··· Data shown ···
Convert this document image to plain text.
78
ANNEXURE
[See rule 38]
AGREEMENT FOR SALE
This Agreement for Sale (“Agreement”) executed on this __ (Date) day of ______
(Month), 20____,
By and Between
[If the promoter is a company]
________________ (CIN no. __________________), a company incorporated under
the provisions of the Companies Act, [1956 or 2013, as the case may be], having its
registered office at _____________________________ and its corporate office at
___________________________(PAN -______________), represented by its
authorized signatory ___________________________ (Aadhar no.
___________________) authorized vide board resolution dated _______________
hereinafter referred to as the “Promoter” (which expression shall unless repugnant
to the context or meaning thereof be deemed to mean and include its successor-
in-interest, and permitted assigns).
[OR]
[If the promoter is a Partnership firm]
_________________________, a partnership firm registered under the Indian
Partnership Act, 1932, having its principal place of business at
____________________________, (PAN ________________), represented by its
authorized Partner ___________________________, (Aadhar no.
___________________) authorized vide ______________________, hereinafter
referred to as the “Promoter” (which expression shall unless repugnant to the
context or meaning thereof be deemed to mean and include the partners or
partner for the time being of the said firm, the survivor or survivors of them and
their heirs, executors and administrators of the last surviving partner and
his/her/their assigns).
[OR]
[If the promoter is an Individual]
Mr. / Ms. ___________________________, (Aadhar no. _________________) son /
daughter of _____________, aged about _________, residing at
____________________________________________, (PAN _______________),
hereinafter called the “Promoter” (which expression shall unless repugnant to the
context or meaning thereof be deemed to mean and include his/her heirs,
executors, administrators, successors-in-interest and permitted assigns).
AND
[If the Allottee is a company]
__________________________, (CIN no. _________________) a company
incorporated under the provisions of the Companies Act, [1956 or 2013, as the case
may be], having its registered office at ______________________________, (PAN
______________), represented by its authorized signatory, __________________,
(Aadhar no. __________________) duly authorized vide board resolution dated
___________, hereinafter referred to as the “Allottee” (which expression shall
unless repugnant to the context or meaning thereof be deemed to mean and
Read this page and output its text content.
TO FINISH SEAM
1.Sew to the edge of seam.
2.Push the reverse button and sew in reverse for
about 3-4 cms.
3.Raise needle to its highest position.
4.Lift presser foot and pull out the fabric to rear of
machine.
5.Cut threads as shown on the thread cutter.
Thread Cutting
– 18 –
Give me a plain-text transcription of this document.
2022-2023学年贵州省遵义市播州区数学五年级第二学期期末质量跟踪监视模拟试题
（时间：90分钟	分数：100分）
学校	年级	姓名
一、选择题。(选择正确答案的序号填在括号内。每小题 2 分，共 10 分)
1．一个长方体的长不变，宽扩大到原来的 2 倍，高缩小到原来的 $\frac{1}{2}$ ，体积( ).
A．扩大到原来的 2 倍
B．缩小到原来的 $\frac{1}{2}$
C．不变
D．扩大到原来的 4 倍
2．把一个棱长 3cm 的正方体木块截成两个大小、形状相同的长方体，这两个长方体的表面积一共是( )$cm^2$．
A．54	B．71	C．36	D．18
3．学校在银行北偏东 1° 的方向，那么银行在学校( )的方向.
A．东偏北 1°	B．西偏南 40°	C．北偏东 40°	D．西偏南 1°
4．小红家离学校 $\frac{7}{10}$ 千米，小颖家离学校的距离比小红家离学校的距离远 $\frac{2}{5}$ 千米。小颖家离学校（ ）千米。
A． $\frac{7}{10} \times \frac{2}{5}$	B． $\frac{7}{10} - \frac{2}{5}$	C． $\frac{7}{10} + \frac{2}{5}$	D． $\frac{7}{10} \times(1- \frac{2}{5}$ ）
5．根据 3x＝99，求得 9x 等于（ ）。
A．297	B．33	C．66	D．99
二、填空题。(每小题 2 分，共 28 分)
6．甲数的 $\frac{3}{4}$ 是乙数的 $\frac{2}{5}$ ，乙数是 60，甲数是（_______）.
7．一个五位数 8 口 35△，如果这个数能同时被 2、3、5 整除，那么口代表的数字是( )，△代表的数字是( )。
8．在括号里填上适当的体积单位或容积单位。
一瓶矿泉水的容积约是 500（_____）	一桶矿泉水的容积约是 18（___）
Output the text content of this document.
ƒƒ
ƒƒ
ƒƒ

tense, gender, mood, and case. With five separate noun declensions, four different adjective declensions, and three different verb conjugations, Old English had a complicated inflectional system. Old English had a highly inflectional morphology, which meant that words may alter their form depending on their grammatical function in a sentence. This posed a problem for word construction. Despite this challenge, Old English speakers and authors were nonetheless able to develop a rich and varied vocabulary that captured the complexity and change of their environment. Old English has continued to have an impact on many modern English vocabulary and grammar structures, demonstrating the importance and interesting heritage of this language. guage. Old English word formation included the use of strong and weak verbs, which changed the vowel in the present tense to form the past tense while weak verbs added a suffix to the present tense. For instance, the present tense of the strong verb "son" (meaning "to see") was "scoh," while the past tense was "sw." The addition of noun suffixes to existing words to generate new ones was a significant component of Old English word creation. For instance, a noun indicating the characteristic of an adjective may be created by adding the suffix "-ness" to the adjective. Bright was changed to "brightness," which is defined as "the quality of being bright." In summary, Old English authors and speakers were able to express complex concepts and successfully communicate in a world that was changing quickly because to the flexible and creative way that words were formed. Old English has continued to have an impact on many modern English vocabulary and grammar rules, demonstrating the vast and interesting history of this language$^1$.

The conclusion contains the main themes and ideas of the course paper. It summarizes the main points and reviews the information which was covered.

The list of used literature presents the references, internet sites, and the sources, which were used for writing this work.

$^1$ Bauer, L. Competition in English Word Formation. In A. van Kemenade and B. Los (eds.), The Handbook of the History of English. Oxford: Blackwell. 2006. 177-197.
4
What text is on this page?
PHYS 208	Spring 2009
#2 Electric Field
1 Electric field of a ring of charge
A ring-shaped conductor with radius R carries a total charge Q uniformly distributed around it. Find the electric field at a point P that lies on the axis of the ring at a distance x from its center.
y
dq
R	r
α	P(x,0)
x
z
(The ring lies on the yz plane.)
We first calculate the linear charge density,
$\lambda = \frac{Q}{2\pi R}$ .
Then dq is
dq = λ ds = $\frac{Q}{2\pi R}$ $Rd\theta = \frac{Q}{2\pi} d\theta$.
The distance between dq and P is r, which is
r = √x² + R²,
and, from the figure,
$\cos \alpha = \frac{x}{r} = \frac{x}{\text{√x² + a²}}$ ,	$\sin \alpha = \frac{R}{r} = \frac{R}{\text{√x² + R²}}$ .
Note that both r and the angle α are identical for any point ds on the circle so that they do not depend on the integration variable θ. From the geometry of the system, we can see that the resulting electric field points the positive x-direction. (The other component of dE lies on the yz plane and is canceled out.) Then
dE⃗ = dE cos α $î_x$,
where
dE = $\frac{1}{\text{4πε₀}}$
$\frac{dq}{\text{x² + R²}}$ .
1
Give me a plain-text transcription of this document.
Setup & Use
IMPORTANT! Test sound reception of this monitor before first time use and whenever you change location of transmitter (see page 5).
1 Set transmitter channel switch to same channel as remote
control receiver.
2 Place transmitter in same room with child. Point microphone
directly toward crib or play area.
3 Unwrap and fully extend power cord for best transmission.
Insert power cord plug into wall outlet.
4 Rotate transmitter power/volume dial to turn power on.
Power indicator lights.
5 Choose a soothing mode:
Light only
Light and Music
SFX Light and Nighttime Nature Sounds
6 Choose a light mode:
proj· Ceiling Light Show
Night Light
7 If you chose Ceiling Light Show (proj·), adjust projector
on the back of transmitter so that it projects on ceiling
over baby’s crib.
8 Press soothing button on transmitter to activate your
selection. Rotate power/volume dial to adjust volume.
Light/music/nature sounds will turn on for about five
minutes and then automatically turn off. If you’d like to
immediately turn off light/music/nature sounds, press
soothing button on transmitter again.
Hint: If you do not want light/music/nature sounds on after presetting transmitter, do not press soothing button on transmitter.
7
···
Given exercise: Write out the material exactly as given.

The output:
Convert this document image to plain text.
78
ANNEXURE
[See rule 38]
AGREEMENT FOR SALE
This Agreement for Sale (“Agreement”) executed on this __ (Date) day of ______
(Month), 20____,
By and Between
[If the promoter is a company]
________________ (CIN no. __________________), a company incorporated under
the provisions of the Companies Act, [1956 or 2013, as the case may be], having its
registered office at _____________________________ and its corporate office at
___________________________(PAN -______________), represented by its
authorized signatory ___________________________ (Aadhar no.
___________________) authorized vide board resolution dated _______________
hereinafter referred to as the “Promoter” (which expression shall unless repugnant
to the context or meaning thereof be deemed to mean and include its successor-
in-interest, and permitted assigns).
[OR]
[If the promoter is a Partnership firm]
_________________________, a partnership firm registered under the Indian
Partnership Act, 1932, having its principal place of business at
____________________________, (PAN ________________), represented by its
authorized Partner ___________________________, (Aadhar no.
___________________) authorized vide ______________________, hereinafter
referred to as the “Promoter” (which expression shall unless repugnant to the
context or meaning thereof be deemed to mean and include the partners or
partner for the time being of the said firm, the survivor or survivors of them and
their heirs, executors and administrators of the last surviving partner and
his/her/their assigns).
[OR]
[If the promoter is an Individual]
Mr. / Ms. ___________________________, (Aadhar no. _________________) son /
daughter of _____________, aged about _________, residing at
____________________________________________, (PAN _______________),
hereinafter called the “Promoter” (which expression shall unless repugnant to the
context or meaning thereof be deemed to mean and include his/her heirs,
executors, administrators, successors-in-interest and permitted assigns).
AND
[If the Allottee is a company]
__________________________, (CIN no. _________________) a company
incorporated under the provisions of the Companies Act, [1956 or 2013, as the case
may be], having its registered office at ______________________________, (PAN
______________), represented by its authorized signatory, __________________,
(Aadhar no. __________________) duly authorized vide board resolution dated
___________, hereinafter referred to as the “Allottee” (which expression shall
unless repugnant to the context or meaning thereof be deemed to mean and
Read this page and output its text content.
TO FINISH SEAM
1.Sew to the edge of seam.
2.Push the reverse button and sew in reverse for
about 3-4 cms.
3.Raise needle to its highest position.
4.Lift presser foot and pull out the fabric to rear of
machine.
5.Cut threads as shown on the thread cutter.
Thread Cutting
– 18 –
Give me a plain-text transcription of this document.
2022-2023学年贵州省遵义市播州区数学五年级第二学期期末质量跟踪监视模拟试题
（时间：90分钟	分数：100分）
学校	年级	姓名
一、选择题。(选择正确答案的序号填在括号内。每小题 2 分，共 10 分)
1．一个长方体的长不变，宽扩大到原来的 2 倍，高缩小到原来的 $\frac{1}{2}$ ，体积( ).
A．扩大到原来的 2 倍
B．缩小到原来的 $\frac{1}{2}$
C．不变
D．扩大到原来的 4 倍
2．把一个棱长 3cm 的正方体木块截成两个大小、形状相同的长方体，这两个长方体的表面积一共是( )$cm^2$．
A．54	B．71	C．36	D．18
3．学校在银行北偏东 1° 的方向，那么银行在学校( )的方向.
A．东偏北 1°	B．西偏南 40°	C．北偏东 40°	D．西偏南 1°
4．小红家离学校 $\frac{7}{10}$ 千米，小颖家离学校的距离比小红家离学校的距离远 $\frac{2}{5}$ 千米。小颖家离学校（ ）千米。
A． $\frac{7}{10} \times \frac{2}{5}$	B． $\frac{7}{10} - \frac{2}{5}$	C． $\frac{7}{10} + \frac{2}{5}$	D． $\frac{7}{10} \times(1- \frac{2}{5}$ ）
5．根据 3x＝99，求得 9x 等于（ ）。
A．297	B．33	C．66	D．99
二、填空题。(每小题 2 分，共 28 分)
6．甲数的 $\frac{3}{4}$ 是乙数的 $\frac{2}{5}$ ，乙数是 60，甲数是（_______）.
7．一个五位数 8 口 35△，如果这个数能同时被 2、3、5 整除，那么口代表的数字是( )，△代表的数字是( )。
8．在括号里填上适当的体积单位或容积单位。
一瓶矿泉水的容积约是 500（_____）	一桶矿泉水的容积约是 18（___）
Output the text content of this document.
ƒƒ
ƒƒ
ƒƒ

tense, gender, mood, and case. With five separate noun declensions, four different adjective declensions, and three different verb conjugations, Old English had a complicated inflectional system. Old English had a highly inflectional morphology, which meant that words may alter their form depending on their grammatical function in a sentence. This posed a problem for word construction. Despite this challenge, Old English speakers and authors were nonetheless able to develop a rich and varied vocabulary that captured the complexity and change of their environment. Old English has continued to have an impact on many modern English vocabulary and grammar structures, demonstrating the importance and interesting heritage of this language. guage. Old English word formation included the use of strong and weak verbs, which changed the vowel in the present tense to form the past tense while weak verbs added a suffix to the present tense. For instance, the present tense of the strong verb "son" (meaning "to see") was "scoh," while the past tense was "sw." The addition of noun suffixes to existing words to generate new ones was a significant component of Old English word creation. For instance, a noun indicating the characteristic of an adjective may be created by adding the suffix "-ness" to the adjective. Bright was changed to "brightness," which is defined as "the quality of being bright." In summary, Old English authors and speakers were able to express complex concepts and successfully communicate in a world that was changing quickly because to the flexible and creative way that words were formed. Old English has continued to have an impact on many modern English vocabulary and grammar rules, demonstrating the vast and interesting history of this language$^1$.

The conclusion contains the main themes and ideas of the course paper. It summarizes the main points and reviews the information which was covered.

The list of used literature presents the references, internet sites, and the sources, which were used for writing this work.

$^1$ Bauer, L. Competition in English Word Formation. In A. van Kemenade and B. Los (eds.), The Handbook of the History of English. Oxford: Blackwell. 2006. 177-197.
4
What text is on this page?
PHYS 208	Spring 2009
#2 Electric Field
1 Electric field of a ring of charge
A ring-shaped conductor with radius R carries a total charge Q uniformly distributed around it. Find the electric field at a point P that lies on the axis of the ring at a distance x from its center.
y
dq
R	r
α	P(x,0)
x
z
(The ring lies on the yz plane.)
We first calculate the linear charge density,
$\lambda = \frac{Q}{2\pi R}$ .
Then dq is
dq = λ ds = $\frac{Q}{2\pi R}$ $Rd\theta = \frac{Q}{2\pi} d\theta$.
The distance between dq and P is r, which is
r = √x² + R²,
and, from the figure,
$\cos \alpha = \frac{x}{r} = \frac{x}{\text{√x² + a²}}$ ,	$\sin \alpha = \frac{R}{r} = \frac{R}{\text{√x² + R²}}$ .
Note that both r and the angle α are identical for any point ds on the circle so that they do not depend on the integration variable θ. From the geometry of the system, we can see that the resulting electric field points the positive x-direction. (The other component of dE lies on the yz plane and is canceled out.) Then
dE⃗ = dE cos α $î_x$,
where
dE = $\frac{1}{\text{4πε₀}}$
$\frac{dq}{\text{x² + R²}}$ .
1
Give me a plain-text transcription of this document.
Setup & Use
IMPORTANT! Test sound reception of this monitor before first time use and whenever you change location of transmitter (see page 5).
1 Set transmitter channel switch to same channel as remote
control receiver.
2 Place transmitter in same room with child. Point microphone
directly toward crib or play area.
3 Unwrap and fully extend power cord for best transmission.
Insert power cord plug into wall outlet.
4 Rotate transmitter power/volume dial to turn power on.
Power indicator lights.
5 Choose a soothing mode:
Light only
Light and Music
SFX Light and Nighttime Nature Sounds
6 Choose a light mode:
proj· Ceiling Light Show
Night Light
7 If you chose Ceiling Light Show (proj·), adjust projector
on the back of transmitter so that it projects on ceiling
over baby’s crib.
8 Press soothing button on transmitter to activate your
selection. Rotate power/volume dial to adjust volume.
Light/music/nature sounds will turn on for about five
minutes and then automatically turn off. If you’d like to
immediately turn off light/music/nature sounds, press
soothing button on transmitter again.
Hint: If you do not want light/music/nature sounds on after presetting transmitter, do not press soothing button on transmitter.
7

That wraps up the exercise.